## start EXERCISE INPUTS

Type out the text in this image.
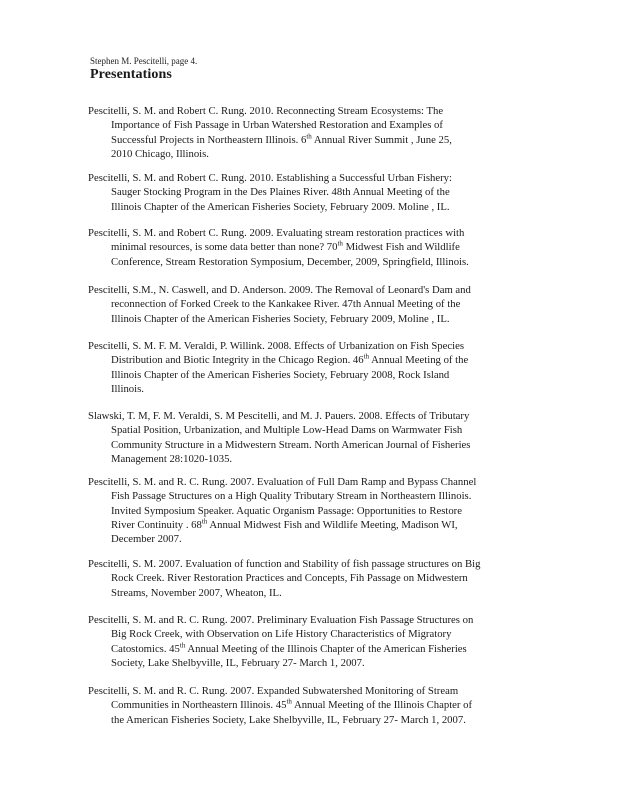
Stephen M. Pescitelli, page 4.
Presentations
Pescitelli, S. M. and Robert C. Rung. 2010. Reconnecting Stream Ecosystems: The
Importance of Fish Passage in Urban Watershed Restoration and Examples of
Successful Projects in Northeastern Illinois. 6th Annual River Summit , June 25,
2010 Chicago, Illinois.
Pescitelli, S. M. and Robert C. Rung. 2010. Establishing a Successful Urban Fishery:
Sauger Stocking Program in the Des Plaines River. 48th Annual Meeting of the
Illinois Chapter of the American Fisheries Society, February 2009. Moline , IL.
Pescitelli, S. M. and Robert C. Rung. 2009. Evaluating stream restoration practices with
minimal resources, is some data better than none? 70th Midwest Fish and Wildlife
Conference, Stream Restoration Symposium, December, 2009, Springfield, Illinois.
Pescitelli, S.M., N. Caswell, and D. Anderson. 2009. The Removal of Leonard's Dam and
reconnection of Forked Creek to the Kankakee River. 47th Annual Meeting of the
Illinois Chapter of the American Fisheries Society, February 2009, Moline , IL.
Pescitelli, S. M. F. M. Veraldi, P. Willink. 2008. Effects of Urbanization on Fish Species
Distribution and Biotic Integrity in the Chicago Region. 46th Annual Meeting of the
Illinois Chapter of the American Fisheries Society, February 2008, Rock Island
Illinois.
Slawski, T. M, F. M. Veraldi, S. M Pescitelli, and M. J. Pauers. 2008. Effects of Tributary
Spatial Position, Urbanization, and Multiple Low-Head Dams on Warmwater Fish
Community Structure in a Midwestern Stream. North American Journal of Fisheries
Management 28:1020-1035.
Pescitelli, S. M. and R. C. Rung. 2007. Evaluation of Full Dam Ramp and Bypass Channel
Fish Passage Structures on a High Quality Tributary Stream in Northeastern Illinois.
Invited Symposium Speaker. Aquatic Organism Passage: Opportunities to Restore
River Continuity . 68th Annual Midwest Fish and Wildlife Meeting, Madison WI,
December 2007.
Pescitelli, S. M. 2007. Evaluation of function and Stability of fish passage structures on Big
Rock Creek. River Restoration Practices and Concepts, Fih Passage on Midwestern
Streams, November 2007, Wheaton, IL.
Pescitelli, S. M. and R. C. Rung. 2007. Preliminary Evaluation Fish Passage Structures on
Big Rock Creek, with Observation on Life History Characteristics of Migratory
Catostomics. 45th Annual Meeting of the Illinois Chapter of the American Fisheries
Society, Lake Shelbyville, IL, February 27- March 1, 2007.
Pescitelli, S. M. and R. C. Rung. 2007. Expanded Subwatershed Monitoring of Stream
Communities in Northeastern Illinois. 45th Annual Meeting of the Illinois Chapter of
the American Fisheries Society, Lake Shelbyville, IL, February 27- March 1, 2007.
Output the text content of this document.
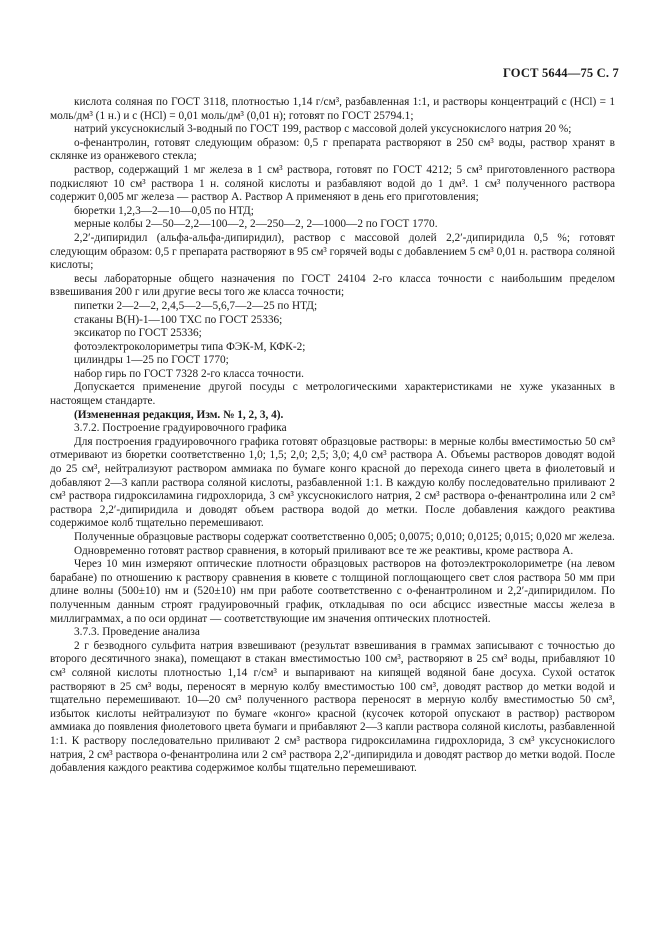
ГОСТ 5644—75 С. 7

кислота соляная по ГОСТ 3118, плотностью 1,14 г/см³, разбавленная 1:1, и растворы концентраций c (HCl) = 1 моль/дм³ (1 н.) и c (HCl) = 0,01 моль/дм³ (0,01 н); готовят по ГОСТ 25794.1;

натрий уксуснокислый 3-водный по ГОСТ 199, раствор с массовой долей уксуснокислого натрия 20 %;

о-фенантролин, готовят следующим образом: 0,5 г препарата растворяют в 250 см³ воды, раствор хранят в склянке из оранжевого стекла;

раствор, содержащий 1 мг железа в 1 см³ раствора, готовят по ГОСТ 4212; 5 см³ приготовленного раствора подкисляют 10 см³ раствора 1 н. соляной кислоты и разбавляют водой до 1 дм³. 1 см³ полученного раствора содержит 0,005 мг железа — раствор А. Раствор А применяют в день его приготовления;

бюретки 1,2,3—2—10—0,05 по НТД;

мерные колбы 2—50—2,2—100—2, 2—250—2, 2—1000—2 по ГОСТ 1770.

2,2′-дипиридил (альфа-альфа-дипиридил), раствор с массовой долей 2,2′-дипиридила 0,5 %; готовят следующим образом: 0,5 г препарата растворяют в 95 см³ горячей воды с добавлением 5 см³ 0,01 н. раствора соляной кислоты;

весы лабораторные общего назначения по ГОСТ 24104 2-го класса точности с наибольшим пределом взвешивания 200 г или другие весы того же класса точности;

пипетки 2—2—2, 2,4,5—2—5,6,7—2—25 по НТД;

стаканы В(Н)-1—100 ТХС по ГОСТ 25336;

эксикатор по ГОСТ 25336;

фотоэлектроколориметры типа ФЭК-М, КФК-2;

цилиндры 1—25 по ГОСТ 1770;

набор гирь по ГОСТ 7328 2-го класса точности.

Допускается применение другой посуды с метрологическими характеристиками не хуже указанных в настоящем стандарте.

(Измененная редакция, Изм. № 1, 2, 3, 4).

3.7.2. Построение градуировочного графика

Для построения градуировочного графика готовят образцовые растворы: в мерные колбы вместимостью 50 см³ отмеривают из бюретки соответственно 1,0; 1,5; 2,0; 2,5; 3,0; 4,0 см³ раствора А. Объемы растворов доводят водой до 25 см³, нейтрализуют раствором аммиака по бумаге конго красной до перехода синего цвета в фиолетовый и добавляют 2—3 капли раствора соляной кислоты, разбавленной 1:1. В каждую колбу последовательно приливают 2 см³ раствора гидроксиламина гидрохлорида, 3 см³ уксуснокислого натрия, 2 см³ раствора о-фенантролина или 2 см³ раствора 2,2′-дипиридила и доводят объем раствора водой до метки. После добавления каждого реактива содержимое колб тщательно перемешивают.

Полученные образцовые растворы содержат соответственно 0,005; 0,0075; 0,010; 0,0125; 0,015; 0,020 мг железа.

Одновременно готовят раствор сравнения, в который приливают все те же реактивы, кроме раствора А.

Через 10 мин измеряют оптические плотности образцовых растворов на фотоэлектроколориметре (на левом барабане) по отношению к раствору сравнения в кювете с толщиной поглощающего свет слоя раствора 50 мм при длине волны (500±10) нм и (520±10) нм при работе соответственно с о-фенантролином и 2,2′-дипиридилом. По полученным данным строят градуировочный график, откладывая по оси абсцисс известные массы железа в миллиграммах, а по оси ординат — соответствующие им значения оптических плотностей.

3.7.3. Проведение анализа

2 г безводного сульфита натрия взвешивают (результат взвешивания в граммах записывают с точностью до второго десятичного знака), помещают в стакан вместимостью 100 см³, растворяют в 25 см³ воды, прибавляют 10 см³ соляной кислоты плотностью 1,14 г/см³ и выпаривают на кипящей водяной бане досуха. Сухой остаток растворяют в 25 см³ воды, переносят в мерную колбу вместимостью 100 см³, доводят раствор до метки водой и тщательно перемешивают. 10—20 см³ полученного раствора переносят в мерную колбу вместимостью 50 см³, избыток кислоты нейтрализуют по бумаге «конго» красной (кусочек которой опускают в раствор) раствором аммиака до появления фиолетового цвета бумаги и прибавляют 2—3 капли раствора соляной кислоты, разбавленной 1:1. К раствору последовательно приливают 2 см³ раствора гидроксиламина гидрохлорида, 3 см³ уксуснокислого натрия, 2 см³ раствора о-фенантролина или 2 см³ раствора 2,2′-дипиридила и доводят раствор до метки водой. После добавления каждого реактива содержимое колбы тщательно перемешивают.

## end EXERCISE INPUTS

◆ EXERCISE OBJECTIVE ◆
Reproduce the records verbatim, omitting all images they contain.

◆ TASK ANSWER ◆
Type out the text in this image.
Stephen M. Pescitelli, page 4.
Presentations
Pescitelli, S. M. and Robert C. Rung. 2010. Reconnecting Stream Ecosystems: The
Importance of Fish Passage in Urban Watershed Restoration and Examples of
Successful Projects in Northeastern Illinois. 6th Annual River Summit , June 25,
2010 Chicago, Illinois.
Pescitelli, S. M. and Robert C. Rung. 2010. Establishing a Successful Urban Fishery:
Sauger Stocking Program in the Des Plaines River. 48th Annual Meeting of the
Illinois Chapter of the American Fisheries Society, February 2009. Moline , IL.
Pescitelli, S. M. and Robert C. Rung. 2009. Evaluating stream restoration practices with
minimal resources, is some data better than none? 70th Midwest Fish and Wildlife
Conference, Stream Restoration Symposium, December, 2009, Springfield, Illinois.
Pescitelli, S.M., N. Caswell, and D. Anderson. 2009. The Removal of Leonard's Dam and
reconnection of Forked Creek to the Kankakee River. 47th Annual Meeting of the
Illinois Chapter of the American Fisheries Society, February 2009, Moline , IL.
Pescitelli, S. M. F. M. Veraldi, P. Willink. 2008. Effects of Urbanization on Fish Species
Distribution and Biotic Integrity in the Chicago Region. 46th Annual Meeting of the
Illinois Chapter of the American Fisheries Society, February 2008, Rock Island
Illinois.
Slawski, T. M, F. M. Veraldi, S. M Pescitelli, and M. J. Pauers. 2008. Effects of Tributary
Spatial Position, Urbanization, and Multiple Low-Head Dams on Warmwater Fish
Community Structure in a Midwestern Stream. North American Journal of Fisheries
Management 28:1020-1035.
Pescitelli, S. M. and R. C. Rung. 2007. Evaluation of Full Dam Ramp and Bypass Channel
Fish Passage Structures on a High Quality Tributary Stream in Northeastern Illinois.
Invited Symposium Speaker. Aquatic Organism Passage: Opportunities to Restore
River Continuity . 68th Annual Midwest Fish and Wildlife Meeting, Madison WI,
December 2007.
Pescitelli, S. M. 2007. Evaluation of function and Stability of fish passage structures on Big
Rock Creek. River Restoration Practices and Concepts, Fih Passage on Midwestern
Streams, November 2007, Wheaton, IL.
Pescitelli, S. M. and R. C. Rung. 2007. Preliminary Evaluation Fish Passage Structures on
Big Rock Creek, with Observation on Life History Characteristics of Migratory
Catostomics. 45th Annual Meeting of the Illinois Chapter of the American Fisheries
Society, Lake Shelbyville, IL, February 27- March 1, 2007.
Pescitelli, S. M. and R. C. Rung. 2007. Expanded Subwatershed Monitoring of Stream
Communities in Northeastern Illinois. 45th Annual Meeting of the Illinois Chapter of
the American Fisheries Society, Lake Shelbyville, IL, February 27- March 1, 2007.
Output the text content of this document.
ГОСТ 5644—75 С. 7

кислота соляная по ГОСТ 3118, плотностью 1,14 г/см³, разбавленная 1:1, и растворы концентраций c (HCl) = 1 моль/дм³ (1 н.) и c (HCl) = 0,01 моль/дм³ (0,01 н); готовят по ГОСТ 25794.1;

натрий уксуснокислый 3-водный по ГОСТ 199, раствор с массовой долей уксуснокислого натрия 20 %;

о-фенантролин, готовят следующим образом: 0,5 г препарата растворяют в 250 см³ воды, раствор хранят в склянке из оранжевого стекла;

раствор, содержащий 1 мг железа в 1 см³ раствора, готовят по ГОСТ 4212; 5 см³ приготовленного раствора подкисляют 10 см³ раствора 1 н. соляной кислоты и разбавляют водой до 1 дм³. 1 см³ полученного раствора содержит 0,005 мг железа — раствор А. Раствор А применяют в день его приготовления;

бюретки 1,2,3—2—10—0,05 по НТД;

мерные колбы 2—50—2,2—100—2, 2—250—2, 2—1000—2 по ГОСТ 1770.

2,2′-дипиридил (альфа-альфа-дипиридил), раствор с массовой долей 2,2′-дипиридила 0,5 %; готовят следующим образом: 0,5 г препарата растворяют в 95 см³ горячей воды с добавлением 5 см³ 0,01 н. раствора соляной кислоты;

весы лабораторные общего назначения по ГОСТ 24104 2-го класса точности с наибольшим пределом взвешивания 200 г или другие весы того же класса точности;

пипетки 2—2—2, 2,4,5—2—5,6,7—2—25 по НТД;

стаканы В(Н)-1—100 ТХС по ГОСТ 25336;

эксикатор по ГОСТ 25336;

фотоэлектроколориметры типа ФЭК-М, КФК-2;

цилиндры 1—25 по ГОСТ 1770;

набор гирь по ГОСТ 7328 2-го класса точности.

Допускается применение другой посуды с метрологическими характеристиками не хуже указанных в настоящем стандарте.

(Измененная редакция, Изм. № 1, 2, 3, 4).

3.7.2. Построение градуировочного графика

Для построения градуировочного графика готовят образцовые растворы: в мерные колбы вместимостью 50 см³ отмеривают из бюретки соответственно 1,0; 1,5; 2,0; 2,5; 3,0; 4,0 см³ раствора А. Объемы растворов доводят водой до 25 см³, нейтрализуют раствором аммиака по бумаге конго красной до перехода синего цвета в фиолетовый и добавляют 2—3 капли раствора соляной кислоты, разбавленной 1:1. В каждую колбу последовательно приливают 2 см³ раствора гидроксиламина гидрохлорида, 3 см³ уксуснокислого натрия, 2 см³ раствора о-фенантролина или 2 см³ раствора 2,2′-дипиридила и доводят объем раствора водой до метки. После добавления каждого реактива содержимое колб тщательно перемешивают.

Полученные образцовые растворы содержат соответственно 0,005; 0,0075; 0,010; 0,0125; 0,015; 0,020 мг железа.

Одновременно готовят раствор сравнения, в который приливают все те же реактивы, кроме раствора А.

Через 10 мин измеряют оптические плотности образцовых растворов на фотоэлектроколориметре (на левом барабане) по отношению к раствору сравнения в кювете с толщиной поглощающего свет слоя раствора 50 мм при длине волны (500±10) нм и (520±10) нм при работе соответственно с о-фенантролином и 2,2′-дипиридилом. По полученным данным строят градуировочный график, откладывая по оси абсцисс известные массы железа в миллиграммах, а по оси ординат — соответствующие им значения оптических плотностей.

3.7.3. Проведение анализа

2 г безводного сульфита натрия взвешивают (результат взвешивания в граммах записывают с точностью до второго десятичного знака), помещают в стакан вместимостью 100 см³, растворяют в 25 см³ воды, прибавляют 10 см³ соляной кислоты плотностью 1,14 г/см³ и выпаривают на кипящей водяной бане досуха. Сухой остаток растворяют в 25 см³ воды, переносят в мерную колбу вместимостью 100 см³, доводят раствор до метки водой и тщательно перемешивают. 10—20 см³ полученного раствора переносят в мерную колбу вместимостью 50 см³, избыток кислоты нейтрализуют по бумаге «конго» красной (кусочек которой опускают в раствор) раствором аммиака до появления фиолетового цвета бумаги и прибавляют 2—3 капли раствора соляной кислоты, разбавленной 1:1. К раствору последовательно приливают 2 см³ раствора гидроксиламина гидрохлорида, 3 см³ уксуснокислого натрия, 2 см³ раствора о-фенантролина или 2 см³ раствора 2,2′-дипиридила и доводят раствор до метки водой. После добавления каждого реактива содержимое колбы тщательно перемешивают.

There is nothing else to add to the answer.